What to work on
Copy each line below without leaving any out.

***

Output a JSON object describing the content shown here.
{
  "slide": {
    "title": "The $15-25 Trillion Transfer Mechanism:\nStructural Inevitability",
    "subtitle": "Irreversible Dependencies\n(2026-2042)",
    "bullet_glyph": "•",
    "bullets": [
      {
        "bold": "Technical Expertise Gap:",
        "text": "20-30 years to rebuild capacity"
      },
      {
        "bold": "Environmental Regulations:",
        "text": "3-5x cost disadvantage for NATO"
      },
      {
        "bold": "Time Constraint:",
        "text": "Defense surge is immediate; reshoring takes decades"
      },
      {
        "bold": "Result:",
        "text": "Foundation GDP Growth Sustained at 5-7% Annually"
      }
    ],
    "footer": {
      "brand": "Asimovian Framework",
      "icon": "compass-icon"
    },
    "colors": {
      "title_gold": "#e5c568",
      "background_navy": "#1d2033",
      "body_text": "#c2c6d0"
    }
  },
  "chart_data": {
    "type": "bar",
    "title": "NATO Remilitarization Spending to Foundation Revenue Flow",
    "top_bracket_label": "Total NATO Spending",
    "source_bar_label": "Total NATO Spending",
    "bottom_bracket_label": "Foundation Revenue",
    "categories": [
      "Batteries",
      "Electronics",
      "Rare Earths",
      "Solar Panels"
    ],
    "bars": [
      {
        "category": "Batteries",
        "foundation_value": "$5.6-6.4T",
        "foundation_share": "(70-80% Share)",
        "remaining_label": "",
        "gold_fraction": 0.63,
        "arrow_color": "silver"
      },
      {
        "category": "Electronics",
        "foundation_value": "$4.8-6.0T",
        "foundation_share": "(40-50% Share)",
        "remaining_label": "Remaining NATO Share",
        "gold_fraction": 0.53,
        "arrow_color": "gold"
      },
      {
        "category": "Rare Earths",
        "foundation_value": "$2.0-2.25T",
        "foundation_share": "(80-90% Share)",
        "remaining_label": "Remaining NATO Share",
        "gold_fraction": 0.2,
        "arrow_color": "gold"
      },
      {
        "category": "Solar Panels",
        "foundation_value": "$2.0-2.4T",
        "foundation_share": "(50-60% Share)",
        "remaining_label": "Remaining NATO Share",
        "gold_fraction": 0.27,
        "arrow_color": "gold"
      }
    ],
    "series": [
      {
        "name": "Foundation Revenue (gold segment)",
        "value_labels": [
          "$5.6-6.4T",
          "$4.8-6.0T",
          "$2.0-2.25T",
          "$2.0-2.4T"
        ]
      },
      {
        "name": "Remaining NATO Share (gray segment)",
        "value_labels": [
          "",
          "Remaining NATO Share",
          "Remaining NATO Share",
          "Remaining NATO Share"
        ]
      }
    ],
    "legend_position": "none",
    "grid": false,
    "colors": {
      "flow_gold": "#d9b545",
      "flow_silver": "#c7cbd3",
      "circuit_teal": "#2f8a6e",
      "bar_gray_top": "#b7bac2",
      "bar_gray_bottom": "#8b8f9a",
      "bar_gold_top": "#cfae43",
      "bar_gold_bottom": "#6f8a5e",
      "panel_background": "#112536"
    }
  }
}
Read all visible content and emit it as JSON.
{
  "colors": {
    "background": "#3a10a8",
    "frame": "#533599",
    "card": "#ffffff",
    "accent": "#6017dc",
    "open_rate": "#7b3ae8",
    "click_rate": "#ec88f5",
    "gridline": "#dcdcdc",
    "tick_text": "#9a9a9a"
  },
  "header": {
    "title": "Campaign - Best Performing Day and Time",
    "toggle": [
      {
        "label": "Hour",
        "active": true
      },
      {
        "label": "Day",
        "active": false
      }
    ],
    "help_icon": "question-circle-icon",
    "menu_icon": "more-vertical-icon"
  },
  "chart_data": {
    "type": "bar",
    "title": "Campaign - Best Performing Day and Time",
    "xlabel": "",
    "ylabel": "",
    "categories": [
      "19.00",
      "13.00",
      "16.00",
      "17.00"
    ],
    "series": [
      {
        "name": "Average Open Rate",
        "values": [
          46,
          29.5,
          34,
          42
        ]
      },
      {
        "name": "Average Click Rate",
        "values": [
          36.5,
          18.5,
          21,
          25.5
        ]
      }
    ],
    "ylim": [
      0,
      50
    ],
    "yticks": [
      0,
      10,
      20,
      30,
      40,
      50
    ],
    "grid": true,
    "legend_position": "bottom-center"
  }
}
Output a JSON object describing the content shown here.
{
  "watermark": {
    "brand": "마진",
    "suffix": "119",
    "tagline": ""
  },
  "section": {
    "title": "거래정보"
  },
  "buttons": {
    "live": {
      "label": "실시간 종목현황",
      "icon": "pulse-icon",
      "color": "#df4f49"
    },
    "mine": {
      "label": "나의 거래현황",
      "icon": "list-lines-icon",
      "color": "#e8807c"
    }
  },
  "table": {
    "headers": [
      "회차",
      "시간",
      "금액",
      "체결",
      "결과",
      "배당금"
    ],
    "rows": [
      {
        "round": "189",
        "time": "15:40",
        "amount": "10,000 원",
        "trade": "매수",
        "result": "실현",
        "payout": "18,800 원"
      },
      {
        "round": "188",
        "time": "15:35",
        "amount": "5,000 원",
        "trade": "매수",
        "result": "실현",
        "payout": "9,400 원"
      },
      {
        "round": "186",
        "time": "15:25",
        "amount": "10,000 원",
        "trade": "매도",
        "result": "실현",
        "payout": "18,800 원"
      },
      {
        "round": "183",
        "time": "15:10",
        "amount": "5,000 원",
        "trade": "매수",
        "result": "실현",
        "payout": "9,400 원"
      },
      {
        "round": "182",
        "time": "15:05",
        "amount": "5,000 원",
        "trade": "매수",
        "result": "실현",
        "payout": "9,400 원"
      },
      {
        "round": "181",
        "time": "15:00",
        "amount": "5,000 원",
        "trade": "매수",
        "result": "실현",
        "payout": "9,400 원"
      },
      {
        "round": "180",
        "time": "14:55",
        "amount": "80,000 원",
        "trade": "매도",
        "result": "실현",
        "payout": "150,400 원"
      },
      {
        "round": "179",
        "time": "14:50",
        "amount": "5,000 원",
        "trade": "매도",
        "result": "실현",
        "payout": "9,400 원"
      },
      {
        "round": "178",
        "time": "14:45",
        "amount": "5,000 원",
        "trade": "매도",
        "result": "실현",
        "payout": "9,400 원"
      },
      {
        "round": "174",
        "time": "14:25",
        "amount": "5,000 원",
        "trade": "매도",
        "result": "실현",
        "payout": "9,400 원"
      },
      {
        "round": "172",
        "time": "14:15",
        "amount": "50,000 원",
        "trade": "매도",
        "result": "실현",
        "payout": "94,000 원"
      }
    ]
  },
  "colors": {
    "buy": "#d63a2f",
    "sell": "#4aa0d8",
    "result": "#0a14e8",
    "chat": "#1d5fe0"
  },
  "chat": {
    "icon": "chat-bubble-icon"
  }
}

***

Written answer
Output a JSON object describing the content shown here.
{
  "slide": {
    "title": "The $15-25 Trillion Transfer Mechanism:\nStructural Inevitability",
    "subtitle": "Irreversible Dependencies\n(2026-2042)",
    "bullet_glyph": "•",
    "bullets": [
      {
        "bold": "Technical Expertise Gap:",
        "text": "20-30 years to rebuild capacity"
      },
      {
        "bold": "Environmental Regulations:",
        "text": "3-5x cost disadvantage for NATO"
      },
      {
        "bold": "Time Constraint:",
        "text": "Defense surge is immediate; reshoring takes decades"
      },
      {
        "bold": "Result:",
        "text": "Foundation GDP Growth Sustained at 5-7% Annually"
      }
    ],
    "footer": {
      "brand": "Asimovian Framework",
      "icon": "compass-icon"
    },
    "colors": {
      "title_gold": "#e5c568",
      "background_navy": "#1d2033",
      "body_text": "#c2c6d0"
    }
  },
  "chart_data": {
    "type": "bar",
    "title": "NATO Remilitarization Spending to Foundation Revenue Flow",
    "top_bracket_label": "Total NATO Spending",
    "source_bar_label": "Total NATO Spending",
    "bottom_bracket_label": "Foundation Revenue",
    "categories": [
      "Batteries",
      "Electronics",
      "Rare Earths",
      "Solar Panels"
    ],
    "bars": [
      {
        "category": "Batteries",
        "foundation_value": "$5.6-6.4T",
        "foundation_share": "(70-80% Share)",
        "remaining_label": "",
        "gold_fraction": 0.63,
        "arrow_color": "silver"
      },
      {
        "category": "Electronics",
        "foundation_value": "$4.8-6.0T",
        "foundation_share": "(40-50% Share)",
        "remaining_label": "Remaining NATO Share",
        "gold_fraction": 0.53,
        "arrow_color": "gold"
      },
      {
        "category": "Rare Earths",
        "foundation_value": "$2.0-2.25T",
        "foundation_share": "(80-90% Share)",
        "remaining_label": "Remaining NATO Share",
        "gold_fraction": 0.2,
        "arrow_color": "gold"
      },
      {
        "category": "Solar Panels",
        "foundation_value": "$2.0-2.4T",
        "foundation_share": "(50-60% Share)",
        "remaining_label": "Remaining NATO Share",
        "gold_fraction": 0.27,
        "arrow_color": "gold"
      }
    ],
    "series": [
      {
        "name": "Foundation Revenue (gold segment)",
        "value_labels": [
          "$5.6-6.4T",
          "$4.8-6.0T",
          "$2.0-2.25T",
          "$2.0-2.4T"
        ]
      },
      {
        "name": "Remaining NATO Share (gray segment)",
        "value_labels": [
          "",
          "Remaining NATO Share",
          "Remaining NATO Share",
          "Remaining NATO Share"
        ]
      }
    ],
    "legend_position": "none",
    "grid": false,
    "colors": {
      "flow_gold": "#d9b545",
      "flow_silver": "#c7cbd3",
      "circuit_teal": "#2f8a6e",
      "bar_gray_top": "#b7bac2",
      "bar_gray_bottom": "#8b8f9a",
      "bar_gold_top": "#cfae43",
      "bar_gold_bottom": "#6f8a5e",
      "panel_background": "#112536"
    }
  }
}
Read all visible content and emit it as JSON.
{
  "colors": {
    "background": "#3a10a8",
    "frame": "#533599",
    "card": "#ffffff",
    "accent": "#6017dc",
    "open_rate": "#7b3ae8",
    "click_rate": "#ec88f5",
    "gridline": "#dcdcdc",
    "tick_text": "#9a9a9a"
  },
  "header": {
    "title": "Campaign - Best Performing Day and Time",
    "toggle": [
      {
        "label": "Hour",
        "active": true
      },
      {
        "label": "Day",
        "active": false
      }
    ],
    "help_icon": "question-circle-icon",
    "menu_icon": "more-vertical-icon"
  },
  "chart_data": {
    "type": "bar",
    "title": "Campaign - Best Performing Day and Time",
    "xlabel": "",
    "ylabel": "",
    "categories": [
      "19.00",
      "13.00",
      "16.00",
      "17.00"
    ],
    "series": [
      {
        "name": "Average Open Rate",
        "values": [
          46,
          29.5,
          34,
          42
        ]
      },
      {
        "name": "Average Click Rate",
        "values": [
          36.5,
          18.5,
          21,
          25.5
        ]
      }
    ],
    "ylim": [
      0,
      50
    ],
    "yticks": [
      0,
      10,
      20,
      30,
      40,
      50
    ],
    "grid": true,
    "legend_position": "bottom-center"
  }
}
Output a JSON object describing the content shown here.
{
  "watermark": {
    "brand": "마진",
    "suffix": "119",
    "tagline": ""
  },
  "section": {
    "title": "거래정보"
  },
  "buttons": {
    "live": {
      "label": "실시간 종목현황",
      "icon": "pulse-icon",
      "color": "#df4f49"
    },
    "mine": {
      "label": "나의 거래현황",
      "icon": "list-lines-icon",
      "color": "#e8807c"
    }
  },
  "table": {
    "headers": [
      "회차",
      "시간",
      "금액",
      "체결",
      "결과",
      "배당금"
    ],
    "rows": [
      {
        "round": "189",
        "time": "15:40",
        "amount": "10,000 원",
        "trade": "매수",
        "result": "실현",
        "payout": "18,800 원"
      },
      {
        "round": "188",
        "time": "15:35",
        "amount": "5,000 원",
        "trade": "매수",
        "result": "실현",
        "payout": "9,400 원"
      },
      {
        "round": "186",
        "time": "15:25",
        "amount": "10,000 원",
        "trade": "매도",
        "result": "실현",
        "payout": "18,800 원"
      },
      {
        "round": "183",
        "time": "15:10",
        "amount": "5,000 원",
        "trade": "매수",
        "result": "실현",
        "payout": "9,400 원"
      },
      {
        "round": "182",
        "time": "15:05",
        "amount": "5,000 원",
        "trade": "매수",
        "result": "실현",
        "payout": "9,400 원"
      },
      {
        "round": "181",
        "time": "15:00",
        "amount": "5,000 원",
        "trade": "매수",
        "result": "실현",
        "payout": "9,400 원"
      },
      {
        "round": "180",
        "time": "14:55",
        "amount": "80,000 원",
        "trade": "매도",
        "result": "실현",
        "payout": "150,400 원"
      },
      {
        "round": "179",
        "time": "14:50",
        "amount": "5,000 원",
        "trade": "매도",
        "result": "실현",
        "payout": "9,400 원"
      },
      {
        "round": "178",
        "time": "14:45",
        "amount": "5,000 원",
        "trade": "매도",
        "result": "실현",
        "payout": "9,400 원"
      },
      {
        "round": "174",
        "time": "14:25",
        "amount": "5,000 원",
        "trade": "매도",
        "result": "실현",
        "payout": "9,400 원"
      },
      {
        "round": "172",
        "time": "14:15",
        "amount": "50,000 원",
        "trade": "매도",
        "result": "실현",
        "payout": "94,000 원"
      }
    ]
  },
  "colors": {
    "buy": "#d63a2f",
    "sell": "#4aa0d8",
    "result": "#0a14e8",
    "chat": "#1d5fe0"
  },
  "chat": {
    "icon": "chat-bubble-icon"
  }
}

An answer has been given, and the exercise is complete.